┌─ Records to process

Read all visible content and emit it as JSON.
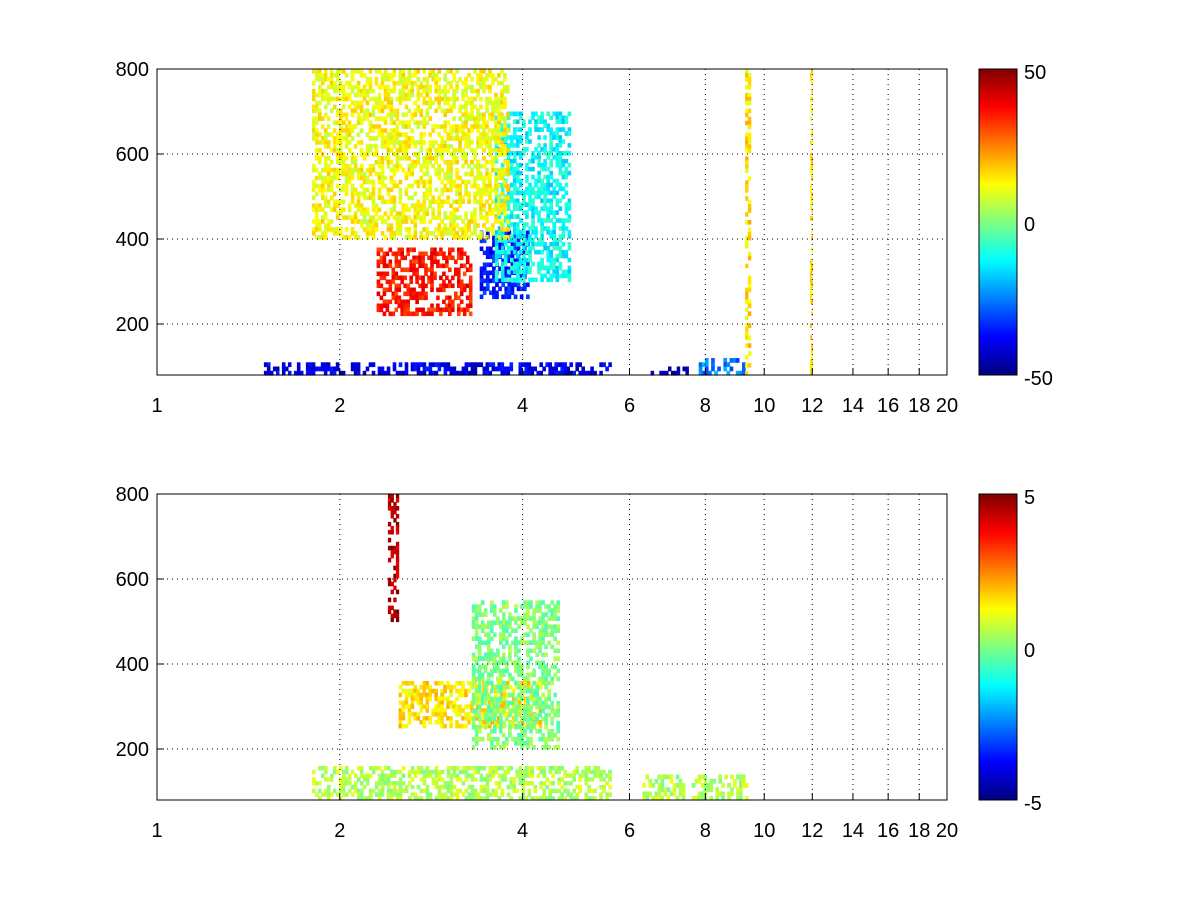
{
  "chart_data": [
    {
      "type": "heatmap",
      "title": "",
      "xlabel": "",
      "ylabel": "",
      "x_scale": "log",
      "xlim": [
        1,
        20
      ],
      "ylim": [
        80,
        800
      ],
      "x_ticks": [
        1,
        2,
        4,
        6,
        8,
        10,
        12,
        14,
        16,
        18,
        20
      ],
      "x_tick_labels": [
        "1",
        "2",
        "4",
        "6",
        "8",
        "10",
        "12",
        "14",
        "16",
        "18",
        "20"
      ],
      "y_ticks": [
        200,
        400,
        600,
        800
      ],
      "y_tick_labels": [
        "200",
        "400",
        "600",
        "800"
      ],
      "grid": true,
      "colormap": "jet",
      "colorbar": {
        "location": "right",
        "min": -50,
        "max": 50,
        "tick_values": [
          50,
          0,
          -50
        ],
        "tick_labels": [
          "50",
          "0",
          "-50"
        ]
      },
      "features": [
        {
          "x_range": [
            2.3,
            3.3
          ],
          "y_range": [
            220,
            380
          ],
          "value": 35
        },
        {
          "x_range": [
            3.4,
            4.1
          ],
          "y_range": [
            260,
            420
          ],
          "value": -35
        },
        {
          "x_range": [
            3.6,
            4.8
          ],
          "y_range": [
            300,
            700
          ],
          "value": -12
        },
        {
          "x_range": [
            1.8,
            3.8
          ],
          "y_range": [
            400,
            800
          ],
          "value": 12
        },
        {
          "x_range": [
            1.5,
            5.6
          ],
          "y_range": [
            80,
            110
          ],
          "value": -40
        },
        {
          "x_range": [
            6.5,
            7.5
          ],
          "y_range": [
            80,
            100
          ],
          "value": -45
        },
        {
          "x_range": [
            7.8,
            9.3
          ],
          "y_range": [
            80,
            120
          ],
          "value": -25
        },
        {
          "x_range": [
            9.3,
            9.5
          ],
          "y_range": [
            80,
            800
          ],
          "value": 15
        },
        {
          "x_range": [
            11.9,
            12.0
          ],
          "y_range": [
            80,
            800
          ],
          "value": 15
        }
      ]
    },
    {
      "type": "heatmap",
      "title": "",
      "xlabel": "",
      "ylabel": "",
      "x_scale": "log",
      "xlim": [
        1,
        20
      ],
      "ylim": [
        80,
        800
      ],
      "x_ticks": [
        1,
        2,
        4,
        6,
        8,
        10,
        12,
        14,
        16,
        18,
        20
      ],
      "x_tick_labels": [
        "1",
        "2",
        "4",
        "6",
        "8",
        "10",
        "12",
        "14",
        "16",
        "18",
        "20"
      ],
      "y_ticks": [
        200,
        400,
        600,
        800
      ],
      "y_tick_labels": [
        "200",
        "400",
        "600",
        "800"
      ],
      "grid": true,
      "colormap": "jet",
      "colorbar": {
        "location": "right",
        "min": -5,
        "max": 5,
        "tick_values": [
          5,
          0,
          -5
        ],
        "tick_labels": [
          "5",
          "0",
          "-5"
        ]
      },
      "features": [
        {
          "x_range": [
            2.5,
            4.3
          ],
          "y_range": [
            250,
            360
          ],
          "value": 1.5
        },
        {
          "x_range": [
            3.3,
            4.6
          ],
          "y_range": [
            200,
            550
          ],
          "value": 0
        },
        {
          "x_range": [
            1.8,
            5.6
          ],
          "y_range": [
            80,
            160
          ],
          "value": 0.5
        },
        {
          "x_range": [
            6.3,
            7.4
          ],
          "y_range": [
            80,
            140
          ],
          "value": 0.5
        },
        {
          "x_range": [
            7.6,
            9.4
          ],
          "y_range": [
            80,
            140
          ],
          "value": 0.5
        },
        {
          "x_range": [
            2.4,
            2.5
          ],
          "y_range": [
            500,
            800
          ],
          "value": 4.5
        }
      ]
    }
  ]
}
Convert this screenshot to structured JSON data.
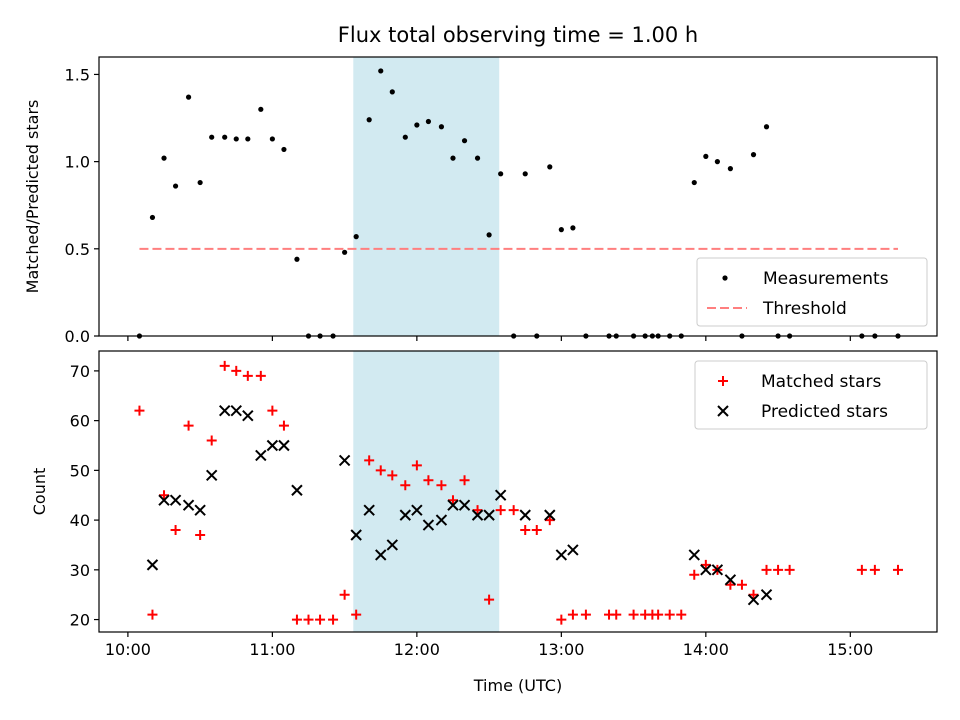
{
  "chart_data": {
    "title": "Flux total observing time = 1.00 h",
    "xlabel": "Time (UTC)",
    "x_unit": "hours UTC",
    "xlim": [
      9.8,
      15.6
    ],
    "x_ticks": [
      10,
      11,
      12,
      13,
      14,
      15
    ],
    "x_tick_labels": [
      "10:00",
      "11:00",
      "12:00",
      "13:00",
      "14:00",
      "15:00"
    ],
    "highlight_span": {
      "x": [
        11.56,
        12.57
      ],
      "color": "#add8e6"
    },
    "panels": [
      {
        "type": "scatter",
        "ylabel": "Matched/Predicted stars",
        "ylim": [
          0,
          1.6
        ],
        "y_ticks": [
          0,
          0.5,
          1.0,
          1.5
        ],
        "y_tick_labels": [
          "0.0",
          "0.5",
          "1.0",
          "1.5"
        ],
        "legend_position": "lower-right",
        "series": [
          {
            "name": "Measurements",
            "marker": "dot",
            "color": "#000000",
            "x": [
              10.08,
              10.17,
              10.25,
              10.33,
              10.42,
              10.5,
              10.58,
              10.67,
              10.75,
              10.83,
              10.92,
              11.0,
              11.08,
              11.17,
              11.25,
              11.33,
              11.42,
              11.5,
              11.58,
              11.67,
              11.75,
              11.83,
              11.92,
              12.0,
              12.08,
              12.17,
              12.25,
              12.33,
              12.42,
              12.5,
              12.58,
              12.67,
              12.75,
              12.83,
              12.92,
              13.0,
              13.08,
              13.17,
              13.33,
              13.38,
              13.5,
              13.58,
              13.63,
              13.67,
              13.75,
              13.83,
              13.92,
              14.0,
              14.08,
              14.17,
              14.25,
              14.33,
              14.42,
              14.5,
              14.58,
              15.08,
              15.17,
              15.33
            ],
            "y": [
              0.0,
              0.68,
              1.02,
              0.86,
              1.37,
              0.88,
              1.14,
              1.14,
              1.13,
              1.13,
              1.3,
              1.13,
              1.07,
              0.44,
              0.0,
              0.0,
              0.0,
              0.48,
              0.57,
              1.24,
              1.52,
              1.4,
              1.14,
              1.21,
              1.23,
              1.2,
              1.02,
              1.12,
              1.02,
              0.58,
              0.93,
              0.0,
              0.93,
              0.0,
              0.97,
              0.61,
              0.62,
              0.0,
              0.0,
              0.0,
              0.0,
              0.0,
              0.0,
              0.0,
              0.0,
              0.0,
              0.88,
              1.03,
              1.0,
              0.96,
              0.0,
              1.04,
              1.2,
              0.0,
              0.0,
              0.0,
              0.0,
              0.0
            ]
          },
          {
            "name": "Threshold",
            "type": "line",
            "style": "dashed",
            "color": "#ff7f7f",
            "x": [
              10.08,
              15.33
            ],
            "y": [
              0.5,
              0.5
            ]
          }
        ]
      },
      {
        "type": "scatter",
        "ylabel": "Count",
        "ylim": [
          17.5,
          74
        ],
        "y_ticks": [
          20,
          30,
          40,
          50,
          60,
          70
        ],
        "y_tick_labels": [
          "20",
          "30",
          "40",
          "50",
          "60",
          "70"
        ],
        "legend_position": "upper-right",
        "series": [
          {
            "name": "Matched stars",
            "marker": "plus",
            "color": "#ff0000",
            "x": [
              10.08,
              10.17,
              10.25,
              10.33,
              10.42,
              10.5,
              10.58,
              10.67,
              10.75,
              10.83,
              10.92,
              11.0,
              11.08,
              11.17,
              11.25,
              11.33,
              11.42,
              11.5,
              11.58,
              11.67,
              11.75,
              11.83,
              11.92,
              12.0,
              12.08,
              12.17,
              12.25,
              12.33,
              12.42,
              12.5,
              12.58,
              12.67,
              12.75,
              12.83,
              12.92,
              13.0,
              13.08,
              13.17,
              13.33,
              13.38,
              13.5,
              13.58,
              13.63,
              13.67,
              13.75,
              13.83,
              13.92,
              14.0,
              14.08,
              14.17,
              14.25,
              14.33,
              14.42,
              14.5,
              14.58,
              15.08,
              15.17,
              15.33
            ],
            "y": [
              62,
              21,
              45,
              38,
              59,
              37,
              56,
              71,
              70,
              69,
              69,
              62,
              59,
              20,
              20,
              20,
              20,
              25,
              21,
              52,
              50,
              49,
              47,
              51,
              48,
              47,
              44,
              48,
              42,
              24,
              42,
              42,
              38,
              38,
              40,
              20,
              21,
              21,
              21,
              21,
              21,
              21,
              21,
              21,
              21,
              21,
              29,
              31,
              30,
              27,
              27,
              25,
              30,
              30,
              30,
              30,
              30,
              30
            ]
          },
          {
            "name": "Predicted stars",
            "marker": "x",
            "color": "#000000",
            "x": [
              10.17,
              10.25,
              10.33,
              10.42,
              10.5,
              10.58,
              10.67,
              10.75,
              10.83,
              10.92,
              11.0,
              11.08,
              11.17,
              11.5,
              11.58,
              11.67,
              11.75,
              11.83,
              11.92,
              12.0,
              12.08,
              12.17,
              12.25,
              12.33,
              12.42,
              12.5,
              12.58,
              12.75,
              12.92,
              13.0,
              13.08,
              13.92,
              14.0,
              14.08,
              14.17,
              14.33,
              14.42
            ],
            "y": [
              31,
              44,
              44,
              43,
              42,
              49,
              62,
              62,
              61,
              53,
              55,
              55,
              46,
              52,
              37,
              42,
              33,
              35,
              41,
              42,
              39,
              40,
              43,
              43,
              41,
              41,
              45,
              41,
              41,
              33,
              34,
              33,
              30,
              30,
              28,
              24,
              25
            ]
          }
        ]
      }
    ]
  }
}
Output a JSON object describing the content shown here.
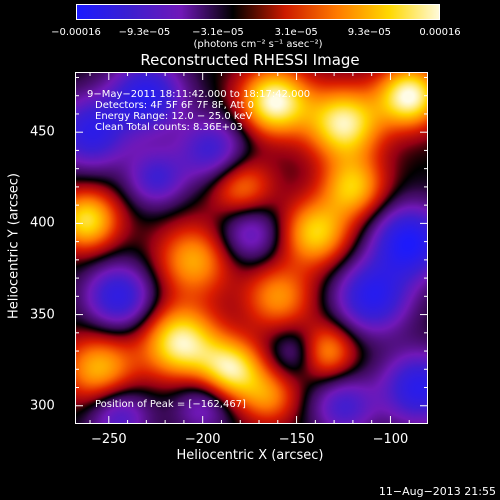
{
  "chart_data": {
    "type": "heatmap",
    "title": "Reconstructed RHESSI Image",
    "xlabel": "Heliocentric X (arcsec)",
    "ylabel": "Heliocentric Y (arcsec)",
    "xlim": [
      -268,
      -80
    ],
    "ylim": [
      290,
      483
    ],
    "x_ticks": [
      -250,
      -200,
      -150,
      -100
    ],
    "y_ticks": [
      300,
      350,
      400,
      450
    ],
    "x_tick_labels": [
      "−250",
      "−200",
      "−150",
      "−100"
    ],
    "y_tick_labels": [
      "300",
      "350",
      "400",
      "450"
    ],
    "colorbar": {
      "ticks": [
        "−0.00016",
        "−9.3e−05",
        "−3.1e−05",
        "3.1e−05",
        "9.3e−05",
        "0.00016"
      ],
      "unit_label": "(photons cm⁻² s⁻¹ asec⁻²)",
      "range": [
        -0.00016,
        0.00016
      ],
      "colors": [
        "#1a1aff",
        "#3b1fd0",
        "#7018b8",
        "#000000",
        "#cc1a00",
        "#ff7a00",
        "#ffd800",
        "#fffbe0"
      ]
    },
    "annotations": [
      "9−May−2011 18:11:42.000 to 18:17:42.000",
      "Detectors: 4F 5F 6F 7F 8F, Att 0",
      "Energy Range: 12.0 − 25.0 keV",
      "Clean     Total counts: 8.36E+03"
    ],
    "peak_label": "Position of Peak = [−162,467]",
    "image_sources": [
      {
        "x": -262,
        "y": 402,
        "v": 0.00013,
        "s": 12
      },
      {
        "x": -255,
        "y": 320,
        "v": 0.00011,
        "s": 14
      },
      {
        "x": -212,
        "y": 335,
        "v": 0.00015,
        "s": 14
      },
      {
        "x": -185,
        "y": 320,
        "v": 0.00014,
        "s": 12
      },
      {
        "x": -205,
        "y": 380,
        "v": 0.0001,
        "s": 14
      },
      {
        "x": -160,
        "y": 360,
        "v": 9e-05,
        "s": 13
      },
      {
        "x": -180,
        "y": 420,
        "v": 9e-05,
        "s": 12
      },
      {
        "x": -140,
        "y": 395,
        "v": 0.00012,
        "s": 13
      },
      {
        "x": -120,
        "y": 420,
        "v": 0.00011,
        "s": 12
      },
      {
        "x": -162,
        "y": 467,
        "v": 0.00016,
        "s": 13
      },
      {
        "x": -125,
        "y": 455,
        "v": 0.00015,
        "s": 14
      },
      {
        "x": -90,
        "y": 470,
        "v": 0.00016,
        "s": 12
      },
      {
        "x": -135,
        "y": 330,
        "v": 0.0001,
        "s": 11
      },
      {
        "x": -165,
        "y": 305,
        "v": 8e-05,
        "s": 11
      },
      {
        "x": -230,
        "y": 470,
        "v": -0.00013,
        "s": 14
      },
      {
        "x": -260,
        "y": 450,
        "v": -0.00012,
        "s": 14
      },
      {
        "x": -245,
        "y": 360,
        "v": -0.00012,
        "s": 13
      },
      {
        "x": -245,
        "y": 295,
        "v": -9e-05,
        "s": 12
      },
      {
        "x": -195,
        "y": 440,
        "v": -0.0001,
        "s": 13
      },
      {
        "x": -225,
        "y": 425,
        "v": -9e-05,
        "s": 11
      },
      {
        "x": -175,
        "y": 395,
        "v": -8e-05,
        "s": 12
      },
      {
        "x": -110,
        "y": 360,
        "v": -0.00013,
        "s": 14
      },
      {
        "x": -90,
        "y": 390,
        "v": -0.00015,
        "s": 14
      },
      {
        "x": -85,
        "y": 310,
        "v": -0.00013,
        "s": 14
      },
      {
        "x": -125,
        "y": 300,
        "v": -9e-05,
        "s": 12
      },
      {
        "x": -150,
        "y": 330,
        "v": -6e-05,
        "s": 10
      },
      {
        "x": -200,
        "y": 300,
        "v": -7e-05,
        "s": 11
      }
    ]
  },
  "timestamp": "11−Aug−2013 21:55"
}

└─

[What this task involves]
From the data, list each line in which the string "name" appears.

[Expected answer]
            "name": "Measurements",
            "name": "Threshold",
            "name": "Matched stars",
            "name": "Predicted stars",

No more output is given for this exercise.